GIVEN REQUEST: Show all lines from the data that include the word "mins".

MATERIAL TO PROCESS:
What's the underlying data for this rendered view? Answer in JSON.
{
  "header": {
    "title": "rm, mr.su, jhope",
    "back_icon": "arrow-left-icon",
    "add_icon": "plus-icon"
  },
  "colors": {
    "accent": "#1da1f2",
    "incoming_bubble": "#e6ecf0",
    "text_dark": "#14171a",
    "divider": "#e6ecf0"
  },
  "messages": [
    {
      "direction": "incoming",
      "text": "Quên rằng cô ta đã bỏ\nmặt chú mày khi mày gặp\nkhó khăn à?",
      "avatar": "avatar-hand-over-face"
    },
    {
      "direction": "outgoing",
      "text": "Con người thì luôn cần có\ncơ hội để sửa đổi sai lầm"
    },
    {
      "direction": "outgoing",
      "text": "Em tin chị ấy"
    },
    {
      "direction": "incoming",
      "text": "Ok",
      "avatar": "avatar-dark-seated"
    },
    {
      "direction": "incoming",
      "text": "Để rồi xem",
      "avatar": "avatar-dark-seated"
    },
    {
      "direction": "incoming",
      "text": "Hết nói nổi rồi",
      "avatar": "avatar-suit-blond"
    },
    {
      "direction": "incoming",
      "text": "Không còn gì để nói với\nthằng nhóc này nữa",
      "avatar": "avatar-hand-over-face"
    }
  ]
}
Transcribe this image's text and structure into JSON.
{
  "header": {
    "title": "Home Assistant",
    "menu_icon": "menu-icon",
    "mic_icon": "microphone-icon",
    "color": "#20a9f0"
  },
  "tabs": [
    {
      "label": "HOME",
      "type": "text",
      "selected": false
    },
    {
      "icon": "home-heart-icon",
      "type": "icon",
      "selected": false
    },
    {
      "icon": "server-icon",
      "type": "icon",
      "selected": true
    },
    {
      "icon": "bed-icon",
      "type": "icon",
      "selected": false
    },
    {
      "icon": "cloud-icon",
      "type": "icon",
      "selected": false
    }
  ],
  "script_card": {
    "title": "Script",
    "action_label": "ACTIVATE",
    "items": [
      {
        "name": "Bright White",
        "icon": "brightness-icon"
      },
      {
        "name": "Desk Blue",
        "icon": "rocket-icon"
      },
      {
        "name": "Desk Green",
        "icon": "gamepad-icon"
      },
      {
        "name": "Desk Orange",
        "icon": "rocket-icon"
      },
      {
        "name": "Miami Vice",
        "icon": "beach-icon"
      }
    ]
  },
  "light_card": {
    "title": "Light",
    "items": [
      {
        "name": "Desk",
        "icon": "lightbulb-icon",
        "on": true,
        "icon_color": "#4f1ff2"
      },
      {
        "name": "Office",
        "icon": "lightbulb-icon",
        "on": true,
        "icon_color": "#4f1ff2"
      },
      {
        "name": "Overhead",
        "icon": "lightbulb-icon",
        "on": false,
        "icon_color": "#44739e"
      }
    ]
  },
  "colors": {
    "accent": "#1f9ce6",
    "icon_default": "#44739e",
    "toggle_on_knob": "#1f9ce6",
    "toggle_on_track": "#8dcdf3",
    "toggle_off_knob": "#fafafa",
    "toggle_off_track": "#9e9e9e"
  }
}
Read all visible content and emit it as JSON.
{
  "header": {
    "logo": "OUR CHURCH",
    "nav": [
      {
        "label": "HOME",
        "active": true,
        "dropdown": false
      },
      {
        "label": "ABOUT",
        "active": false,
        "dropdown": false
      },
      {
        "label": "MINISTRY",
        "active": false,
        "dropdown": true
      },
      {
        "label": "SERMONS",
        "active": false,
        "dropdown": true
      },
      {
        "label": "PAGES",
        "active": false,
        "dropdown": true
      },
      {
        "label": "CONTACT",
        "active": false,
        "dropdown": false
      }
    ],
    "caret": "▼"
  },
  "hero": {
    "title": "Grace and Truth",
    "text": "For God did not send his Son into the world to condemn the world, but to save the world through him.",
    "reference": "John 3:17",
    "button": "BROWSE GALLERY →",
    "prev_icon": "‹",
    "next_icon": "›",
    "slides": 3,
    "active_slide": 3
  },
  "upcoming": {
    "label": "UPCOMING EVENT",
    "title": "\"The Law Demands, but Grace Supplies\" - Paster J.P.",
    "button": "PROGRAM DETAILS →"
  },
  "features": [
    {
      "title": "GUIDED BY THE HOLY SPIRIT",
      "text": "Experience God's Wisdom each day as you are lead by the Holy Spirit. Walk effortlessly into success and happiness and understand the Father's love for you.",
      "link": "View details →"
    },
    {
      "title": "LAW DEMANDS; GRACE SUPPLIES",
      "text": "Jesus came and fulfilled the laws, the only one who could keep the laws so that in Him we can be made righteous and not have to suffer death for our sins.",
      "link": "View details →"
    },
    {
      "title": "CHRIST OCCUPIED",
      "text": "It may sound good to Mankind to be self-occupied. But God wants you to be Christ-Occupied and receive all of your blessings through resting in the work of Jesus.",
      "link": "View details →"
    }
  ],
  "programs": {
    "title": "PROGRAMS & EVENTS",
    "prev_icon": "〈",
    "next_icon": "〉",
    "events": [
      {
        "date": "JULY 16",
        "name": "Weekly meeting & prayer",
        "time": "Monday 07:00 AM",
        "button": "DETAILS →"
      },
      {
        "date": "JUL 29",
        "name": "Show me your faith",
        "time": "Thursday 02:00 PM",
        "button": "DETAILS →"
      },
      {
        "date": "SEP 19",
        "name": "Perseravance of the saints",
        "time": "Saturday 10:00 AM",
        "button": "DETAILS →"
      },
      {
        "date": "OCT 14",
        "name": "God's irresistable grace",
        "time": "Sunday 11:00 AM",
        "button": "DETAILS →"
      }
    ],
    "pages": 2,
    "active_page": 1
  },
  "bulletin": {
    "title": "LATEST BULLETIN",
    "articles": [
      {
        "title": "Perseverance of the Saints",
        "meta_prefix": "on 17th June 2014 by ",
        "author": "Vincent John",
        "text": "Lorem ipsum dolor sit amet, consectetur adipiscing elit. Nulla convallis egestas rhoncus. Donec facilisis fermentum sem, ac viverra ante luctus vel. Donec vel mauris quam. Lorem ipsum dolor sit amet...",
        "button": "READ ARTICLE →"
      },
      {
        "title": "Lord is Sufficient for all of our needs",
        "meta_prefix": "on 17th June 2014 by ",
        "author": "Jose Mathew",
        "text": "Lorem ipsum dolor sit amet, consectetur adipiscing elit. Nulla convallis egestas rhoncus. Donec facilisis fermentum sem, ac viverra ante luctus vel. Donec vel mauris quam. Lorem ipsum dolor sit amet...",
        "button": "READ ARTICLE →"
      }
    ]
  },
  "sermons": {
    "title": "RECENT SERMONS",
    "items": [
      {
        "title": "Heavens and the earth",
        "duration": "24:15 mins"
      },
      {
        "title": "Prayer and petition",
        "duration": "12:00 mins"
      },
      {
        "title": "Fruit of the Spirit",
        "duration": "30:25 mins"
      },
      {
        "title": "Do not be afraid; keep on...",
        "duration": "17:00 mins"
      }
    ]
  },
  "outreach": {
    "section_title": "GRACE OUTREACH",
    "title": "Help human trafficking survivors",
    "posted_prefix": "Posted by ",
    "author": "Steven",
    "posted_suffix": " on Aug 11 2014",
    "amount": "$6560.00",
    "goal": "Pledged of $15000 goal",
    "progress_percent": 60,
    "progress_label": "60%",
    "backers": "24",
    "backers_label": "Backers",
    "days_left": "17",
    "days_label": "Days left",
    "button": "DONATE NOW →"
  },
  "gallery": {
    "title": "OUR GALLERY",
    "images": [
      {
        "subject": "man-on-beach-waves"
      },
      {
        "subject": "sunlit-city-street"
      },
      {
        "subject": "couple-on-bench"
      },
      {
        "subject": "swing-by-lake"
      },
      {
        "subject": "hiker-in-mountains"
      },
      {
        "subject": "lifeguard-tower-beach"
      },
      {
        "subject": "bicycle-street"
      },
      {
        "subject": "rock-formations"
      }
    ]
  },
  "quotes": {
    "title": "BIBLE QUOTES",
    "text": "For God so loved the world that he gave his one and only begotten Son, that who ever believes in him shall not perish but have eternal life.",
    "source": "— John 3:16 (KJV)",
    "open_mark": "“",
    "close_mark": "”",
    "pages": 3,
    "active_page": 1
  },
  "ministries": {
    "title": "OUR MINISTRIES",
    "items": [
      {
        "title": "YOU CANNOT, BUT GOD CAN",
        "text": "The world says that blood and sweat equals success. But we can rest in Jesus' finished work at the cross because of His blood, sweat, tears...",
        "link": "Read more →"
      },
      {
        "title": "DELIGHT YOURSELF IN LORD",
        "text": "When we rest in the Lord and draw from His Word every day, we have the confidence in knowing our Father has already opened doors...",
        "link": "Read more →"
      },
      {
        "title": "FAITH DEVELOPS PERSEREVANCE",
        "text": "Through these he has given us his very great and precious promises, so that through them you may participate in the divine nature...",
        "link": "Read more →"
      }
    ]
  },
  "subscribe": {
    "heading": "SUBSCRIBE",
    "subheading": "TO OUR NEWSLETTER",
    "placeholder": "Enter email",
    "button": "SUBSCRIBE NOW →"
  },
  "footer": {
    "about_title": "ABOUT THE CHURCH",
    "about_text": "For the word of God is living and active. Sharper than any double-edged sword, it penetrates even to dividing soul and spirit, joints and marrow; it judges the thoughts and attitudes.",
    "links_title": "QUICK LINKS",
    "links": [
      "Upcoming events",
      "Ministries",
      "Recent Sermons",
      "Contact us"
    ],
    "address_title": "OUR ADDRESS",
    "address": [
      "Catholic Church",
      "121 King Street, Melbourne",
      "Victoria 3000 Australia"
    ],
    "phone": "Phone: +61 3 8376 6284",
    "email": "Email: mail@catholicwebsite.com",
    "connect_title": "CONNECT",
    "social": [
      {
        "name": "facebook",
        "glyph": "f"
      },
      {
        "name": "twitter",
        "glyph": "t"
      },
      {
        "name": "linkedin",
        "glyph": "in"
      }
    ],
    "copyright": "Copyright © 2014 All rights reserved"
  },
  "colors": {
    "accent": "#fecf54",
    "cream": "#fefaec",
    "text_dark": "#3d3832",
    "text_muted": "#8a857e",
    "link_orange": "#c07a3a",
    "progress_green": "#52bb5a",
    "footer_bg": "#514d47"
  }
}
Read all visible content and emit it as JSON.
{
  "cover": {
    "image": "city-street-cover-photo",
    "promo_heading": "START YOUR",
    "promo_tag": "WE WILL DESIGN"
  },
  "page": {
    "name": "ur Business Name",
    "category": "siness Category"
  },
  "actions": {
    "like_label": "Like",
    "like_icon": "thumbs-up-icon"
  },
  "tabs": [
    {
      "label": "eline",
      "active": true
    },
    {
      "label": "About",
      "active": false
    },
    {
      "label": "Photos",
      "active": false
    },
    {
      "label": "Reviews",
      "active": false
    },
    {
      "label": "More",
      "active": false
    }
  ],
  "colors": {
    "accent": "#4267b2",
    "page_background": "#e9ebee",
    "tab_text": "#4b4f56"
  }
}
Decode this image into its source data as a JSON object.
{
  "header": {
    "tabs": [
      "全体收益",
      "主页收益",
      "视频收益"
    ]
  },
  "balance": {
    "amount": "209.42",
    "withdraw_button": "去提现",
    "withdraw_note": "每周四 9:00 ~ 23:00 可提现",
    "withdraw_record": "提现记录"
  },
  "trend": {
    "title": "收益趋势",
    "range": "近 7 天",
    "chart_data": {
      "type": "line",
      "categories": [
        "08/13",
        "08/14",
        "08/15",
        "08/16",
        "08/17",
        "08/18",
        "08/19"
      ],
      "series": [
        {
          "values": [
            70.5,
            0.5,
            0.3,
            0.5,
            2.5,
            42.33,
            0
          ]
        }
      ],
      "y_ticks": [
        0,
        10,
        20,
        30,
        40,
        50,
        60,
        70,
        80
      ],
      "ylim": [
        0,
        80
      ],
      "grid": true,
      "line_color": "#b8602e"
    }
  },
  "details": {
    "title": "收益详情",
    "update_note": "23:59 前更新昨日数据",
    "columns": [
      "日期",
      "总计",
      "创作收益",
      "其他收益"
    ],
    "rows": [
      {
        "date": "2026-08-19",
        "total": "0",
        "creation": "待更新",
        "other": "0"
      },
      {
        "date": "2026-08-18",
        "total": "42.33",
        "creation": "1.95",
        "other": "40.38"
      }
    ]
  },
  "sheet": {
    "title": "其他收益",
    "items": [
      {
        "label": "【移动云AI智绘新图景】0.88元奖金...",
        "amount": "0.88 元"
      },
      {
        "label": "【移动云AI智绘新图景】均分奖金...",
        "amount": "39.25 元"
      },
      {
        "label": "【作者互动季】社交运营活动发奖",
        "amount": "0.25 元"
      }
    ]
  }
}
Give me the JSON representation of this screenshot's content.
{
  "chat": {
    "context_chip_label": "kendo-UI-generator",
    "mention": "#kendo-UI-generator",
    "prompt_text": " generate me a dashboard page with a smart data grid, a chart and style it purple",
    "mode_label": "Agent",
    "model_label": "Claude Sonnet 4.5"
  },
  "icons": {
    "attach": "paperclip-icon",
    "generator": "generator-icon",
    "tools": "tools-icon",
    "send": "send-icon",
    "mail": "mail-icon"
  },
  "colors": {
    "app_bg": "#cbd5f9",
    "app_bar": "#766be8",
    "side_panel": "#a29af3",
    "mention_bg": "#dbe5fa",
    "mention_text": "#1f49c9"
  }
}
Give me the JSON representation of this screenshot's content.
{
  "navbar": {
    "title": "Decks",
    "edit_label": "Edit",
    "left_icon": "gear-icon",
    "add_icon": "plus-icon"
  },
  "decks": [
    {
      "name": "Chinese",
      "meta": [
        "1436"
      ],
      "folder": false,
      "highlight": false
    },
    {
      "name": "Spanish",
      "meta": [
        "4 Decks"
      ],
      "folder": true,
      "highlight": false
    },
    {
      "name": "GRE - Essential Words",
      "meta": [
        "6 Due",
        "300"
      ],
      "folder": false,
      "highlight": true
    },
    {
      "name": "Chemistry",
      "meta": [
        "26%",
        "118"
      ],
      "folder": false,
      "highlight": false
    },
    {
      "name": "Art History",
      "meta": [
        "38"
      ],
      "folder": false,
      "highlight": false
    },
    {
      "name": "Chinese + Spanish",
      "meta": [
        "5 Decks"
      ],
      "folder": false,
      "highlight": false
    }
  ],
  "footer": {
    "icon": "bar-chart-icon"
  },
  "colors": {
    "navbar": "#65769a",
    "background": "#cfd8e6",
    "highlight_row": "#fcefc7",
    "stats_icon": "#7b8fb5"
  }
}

COMPLETED EXERCISE:
        "duration": "24:15 mins"
        "duration": "12:00 mins"
        "duration": "30:25 mins"
        "duration": "17:00 mins"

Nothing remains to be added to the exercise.